"""

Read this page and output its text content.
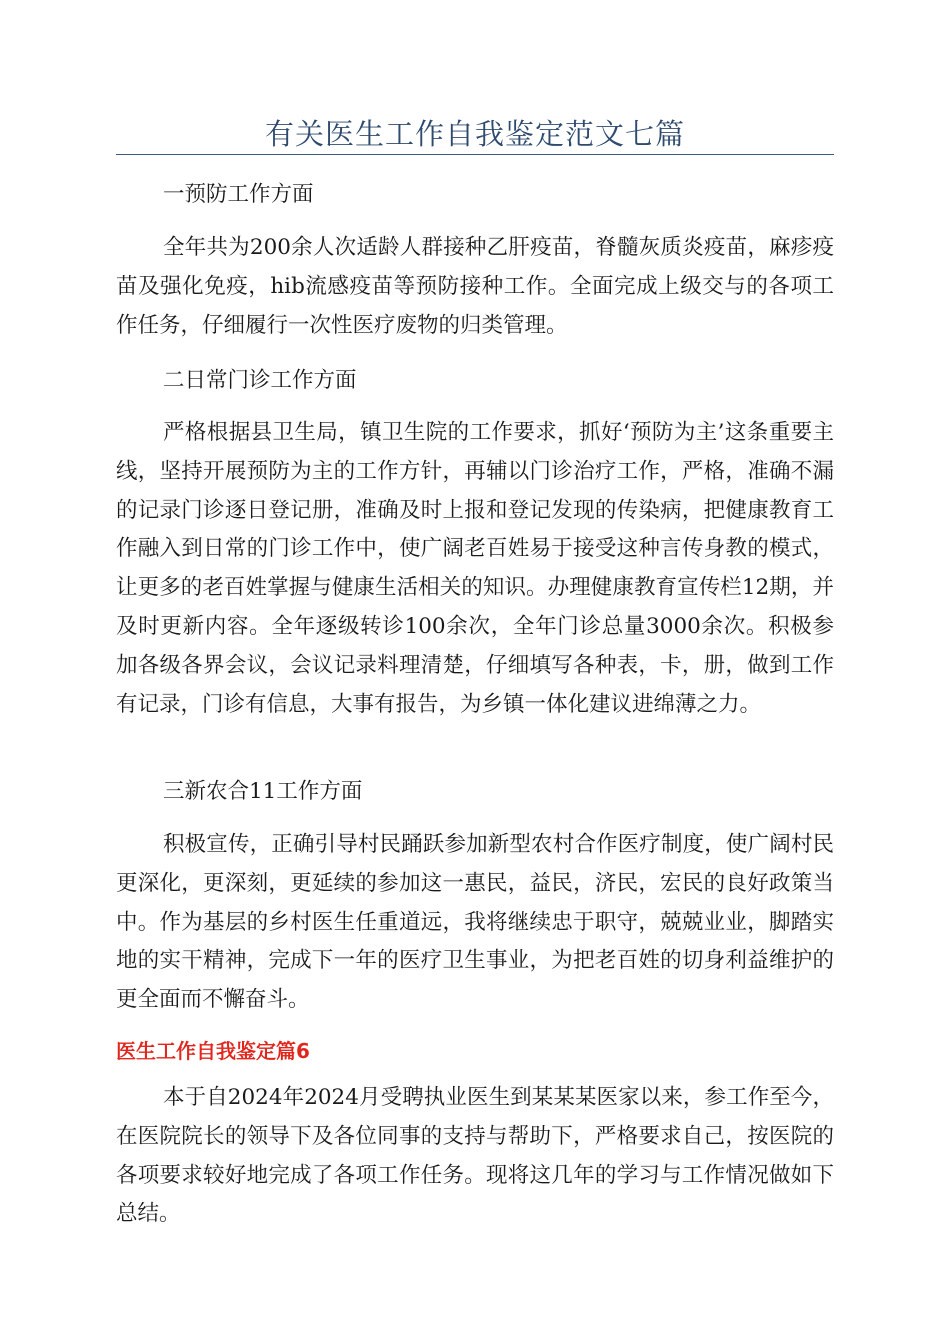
有关医生工作自我鉴定范文七篇

一预防工作方面

全年共为200余人次适龄人群接种乙肝疫苗，脊髓灰质炎疫苗，麻疹疫苗及强化免疫，hib流感疫苗等预防接种工作。全面完成上级交与的各项工作任务，仔细履行一次性医疗废物的归类管理。

二日常门诊工作方面

严格根据县卫生局，镇卫生院的工作要求，抓好‘预防为主’这条重要主线，坚持开展预防为主的工作方针，再辅以门诊治疗工作，严格，准确不漏的记录门诊逐日登记册，准确及时上报和登记发现的传染病，把健康教育工作融入到日常的门诊工作中，使广阔老百姓易于接受这种言传身教的模式，让更多的老百姓掌握与健康生活相关的知识。办理健康教育宣传栏12期，并及时更新内容。全年逐级转诊100余次，全年门诊总量3000余次。积极参加各级各界会议，会议记录料理清楚，仔细填写各种表，卡，册，做到工作有记录，门诊有信息，大事有报告，为乡镇一体化建议进绵薄之力。

三新农合11工作方面

积极宣传，正确引导村民踊跃参加新型农村合作医疗制度，使广阔村民更深化，更深刻，更延续的参加这一惠民，益民，济民，宏民的良好政策当中。作为基层的乡村医生任重道远，我将继续忠于职守，兢兢业业，脚踏实地的实干精神，完成下一年的医疗卫生事业，为把老百姓的切身利益维护的更全面而不懈奋斗。

医生工作自我鉴定篇6

本于自2024年2024月受聘执业医生到某某某医家以来，参工作至今，在医院院长的领导下及各位同事的支持与帮助下，严格要求自己，按医院的各项要求较好地完成了各项工作任务。现将这几年的学习与工作情况做如下总结。
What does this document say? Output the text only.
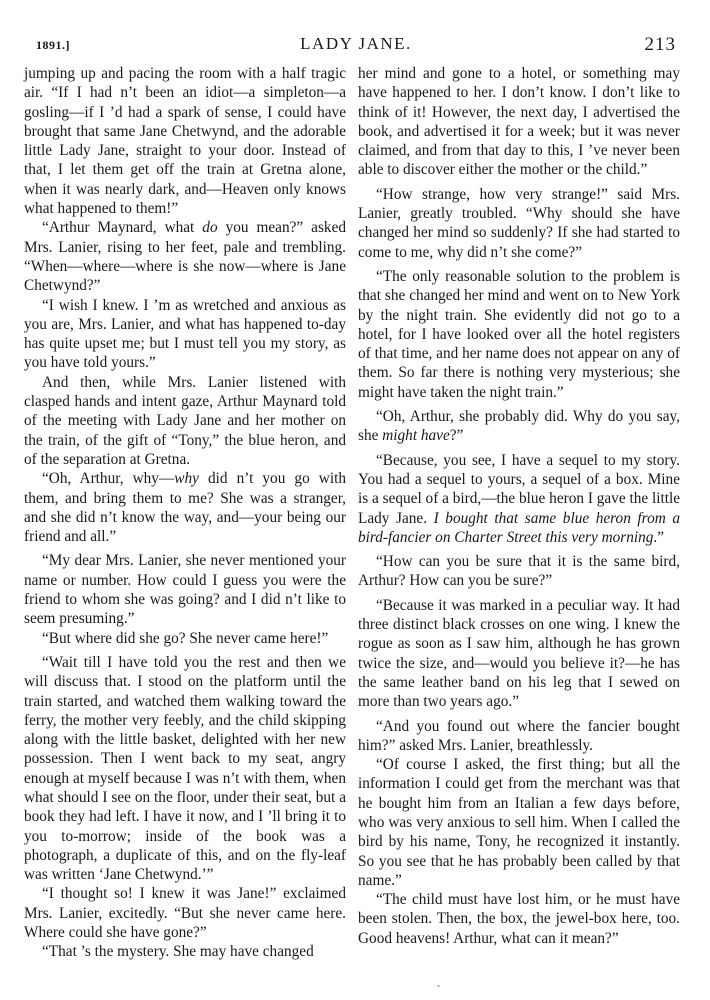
1891.]	LADY JANE.	213

jumping up and pacing the room with a half tragic air. “If I had n’t been an idiot—a simpleton—a gosling—if I ’d had a spark of sense, I could have brought that same Jane Chetwynd, and the adorable little Lady Jane, straight to your door. Instead of that, I let them get off the train at Gretna alone, when it was nearly dark, and—Heaven only knows what happened to them!”

“Arthur Maynard, what do you mean?” asked Mrs. Lanier, rising to her feet, pale and trembling. “When—where—where is she now—where is Jane Chetwynd?”

“I wish I knew. I ’m as wretched and anxious as you are, Mrs. Lanier, and what has happened to-day has quite upset me; but I must tell you my story, as you have told yours.”

And then, while Mrs. Lanier listened with clasped hands and intent gaze, Arthur Maynard told of the meeting with Lady Jane and her mother on the train, of the gift of “Tony,” the blue heron, and of the separation at Gretna.

“Oh, Arthur, why—why did n’t you go with them, and bring them to me? She was a stranger, and she did n’t know the way, and—your being our friend and all.”

“My dear Mrs. Lanier, she never mentioned your name or number. How could I guess you were the friend to whom she was going? and I did n’t like to seem presuming.”

“But where did she go? She never came here!”

“Wait till I have told you the rest and then we will discuss that. I stood on the platform until the train started, and watched them walking toward the ferry, the mother very feebly, and the child skipping along with the little basket, delighted with her new possession. Then I went back to my seat, angry enough at myself because I was n’t with them, when what should I see on the floor, under their seat, but a book they had left. I have it now, and I ’ll bring it to you to-morrow; inside of the book was a photograph, a duplicate of this, and on the fly-leaf was written ‘Jane Chetwynd.’”

“I thought so! I knew it was Jane!” exclaimed Mrs. Lanier, excitedly. “But she never came here. Where could she have gone?”

“That ’s the mystery. She may have changed

her mind and gone to a hotel, or something may have happened to her. I don’t know. I don’t like to think of it! However, the next day, I advertised the book, and advertised it for a week; but it was never claimed, and from that day to this, I ’ve never been able to discover either the mother or the child.”

“How strange, how very strange!” said Mrs. Lanier, greatly troubled. “Why should she have changed her mind so suddenly? If she had started to come to me, why did n’t she come?”

“The only reasonable solution to the problem is that she changed her mind and went on to New York by the night train. She evidently did not go to a hotel, for I have looked over all the hotel registers of that time, and her name does not appear on any of them. So far there is nothing very mysterious; she might have taken the night train.”

“Oh, Arthur, she probably did. Why do you say, she might have?”

“Because, you see, I have a sequel to my story. You had a sequel to yours, a sequel of a box. Mine is a sequel of a bird,—the blue heron I gave the little Lady Jane. I bought that same blue heron from a bird-fancier on Charter Street this very morning.”

“How can you be sure that it is the same bird, Arthur? How can you be sure?”

“Because it was marked in a peculiar way. It had three distinct black crosses on one wing. I knew the rogue as soon as I saw him, although he has grown twice the size, and—would you believe it?—he has the same leather band on his leg that I sewed on more than two years ago.”

“And you found out where the fancier bought him?” asked Mrs. Lanier, breathlessly.

“Of course I asked, the first thing; but all the information I could get from the merchant was that he bought him from an Italian a few days before, who was very anxious to sell him. When I called the bird by his name, Tony, he recognized it instantly. So you see that he has probably been called by that name.”

“The child must have lost him, or he must have been stolen. Then, the box, the jewel-box here, too. Good heavens! Arthur, what can it mean?”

"""

* _Challenge_
Repeat each record exactly, with the pictures left out.

* _Result below_
Read this page and output its text content.
有关医生工作自我鉴定范文七篇

一预防工作方面

全年共为200余人次适龄人群接种乙肝疫苗，脊髓灰质炎疫苗，麻疹疫苗及强化免疫，hib流感疫苗等预防接种工作。全面完成上级交与的各项工作任务，仔细履行一次性医疗废物的归类管理。

二日常门诊工作方面

严格根据县卫生局，镇卫生院的工作要求，抓好‘预防为主’这条重要主线，坚持开展预防为主的工作方针，再辅以门诊治疗工作，严格，准确不漏的记录门诊逐日登记册，准确及时上报和登记发现的传染病，把健康教育工作融入到日常的门诊工作中，使广阔老百姓易于接受这种言传身教的模式，让更多的老百姓掌握与健康生活相关的知识。办理健康教育宣传栏12期，并及时更新内容。全年逐级转诊100余次，全年门诊总量3000余次。积极参加各级各界会议，会议记录料理清楚，仔细填写各种表，卡，册，做到工作有记录，门诊有信息，大事有报告，为乡镇一体化建议进绵薄之力。

三新农合11工作方面

积极宣传，正确引导村民踊跃参加新型农村合作医疗制度，使广阔村民更深化，更深刻，更延续的参加这一惠民，益民，济民，宏民的良好政策当中。作为基层的乡村医生任重道远，我将继续忠于职守，兢兢业业，脚踏实地的实干精神，完成下一年的医疗卫生事业，为把老百姓的切身利益维护的更全面而不懈奋斗。

医生工作自我鉴定篇6

本于自2024年2024月受聘执业医生到某某某医家以来，参工作至今，在医院院长的领导下及各位同事的支持与帮助下，严格要求自己，按医院的各项要求较好地完成了各项工作任务。现将这几年的学习与工作情况做如下总结。
What does this document say? Output the text only.
1891.]	LADY JANE.	213

jumping up and pacing the room with a half tragic air. “If I had n’t been an idiot—a simpleton—a gosling—if I ’d had a spark of sense, I could have brought that same Jane Chetwynd, and the adorable little Lady Jane, straight to your door. Instead of that, I let them get off the train at Gretna alone, when it was nearly dark, and—Heaven only knows what happened to them!”

“Arthur Maynard, what do you mean?” asked Mrs. Lanier, rising to her feet, pale and trembling. “When—where—where is she now—where is Jane Chetwynd?”

“I wish I knew. I ’m as wretched and anxious as you are, Mrs. Lanier, and what has happened to-day has quite upset me; but I must tell you my story, as you have told yours.”

And then, while Mrs. Lanier listened with clasped hands and intent gaze, Arthur Maynard told of the meeting with Lady Jane and her mother on the train, of the gift of “Tony,” the blue heron, and of the separation at Gretna.

“Oh, Arthur, why—why did n’t you go with them, and bring them to me? She was a stranger, and she did n’t know the way, and—your being our friend and all.”

“My dear Mrs. Lanier, she never mentioned your name or number. How could I guess you were the friend to whom she was going? and I did n’t like to seem presuming.”

“But where did she go? She never came here!”

“Wait till I have told you the rest and then we will discuss that. I stood on the platform until the train started, and watched them walking toward the ferry, the mother very feebly, and the child skipping along with the little basket, delighted with her new possession. Then I went back to my seat, angry enough at myself because I was n’t with them, when what should I see on the floor, under their seat, but a book they had left. I have it now, and I ’ll bring it to you to-morrow; inside of the book was a photograph, a duplicate of this, and on the fly-leaf was written ‘Jane Chetwynd.’”

“I thought so! I knew it was Jane!” exclaimed Mrs. Lanier, excitedly. “But she never came here. Where could she have gone?”

“That ’s the mystery. She may have changed

her mind and gone to a hotel, or something may have happened to her. I don’t know. I don’t like to think of it! However, the next day, I advertised the book, and advertised it for a week; but it was never claimed, and from that day to this, I ’ve never been able to discover either the mother or the child.”

“How strange, how very strange!” said Mrs. Lanier, greatly troubled. “Why should she have changed her mind so suddenly? If she had started to come to me, why did n’t she come?”

“The only reasonable solution to the problem is that she changed her mind and went on to New York by the night train. She evidently did not go to a hotel, for I have looked over all the hotel registers of that time, and her name does not appear on any of them. So far there is nothing very mysterious; she might have taken the night train.”

“Oh, Arthur, she probably did. Why do you say, she might have?”

“Because, you see, I have a sequel to my story. You had a sequel to yours, a sequel of a box. Mine is a sequel of a bird,—the blue heron I gave the little Lady Jane. I bought that same blue heron from a bird-fancier on Charter Street this very morning.”

“How can you be sure that it is the same bird, Arthur? How can you be sure?”

“Because it was marked in a peculiar way. It had three distinct black crosses on one wing. I knew the rogue as soon as I saw him, although he has grown twice the size, and—would you believe it?—he has the same leather band on his leg that I sewed on more than two years ago.”

“And you found out where the fancier bought him?” asked Mrs. Lanier, breathlessly.

“Of course I asked, the first thing; but all the information I could get from the merchant was that he bought him from an Italian a few days before, who was very anxious to sell him. When I called the bird by his name, Tony, he recognized it instantly. So you see that he has probably been called by that name.”

“The child must have lost him, or he must have been stolen. Then, the box, the jewel-box here, too. Good heavens! Arthur, what can it mean?”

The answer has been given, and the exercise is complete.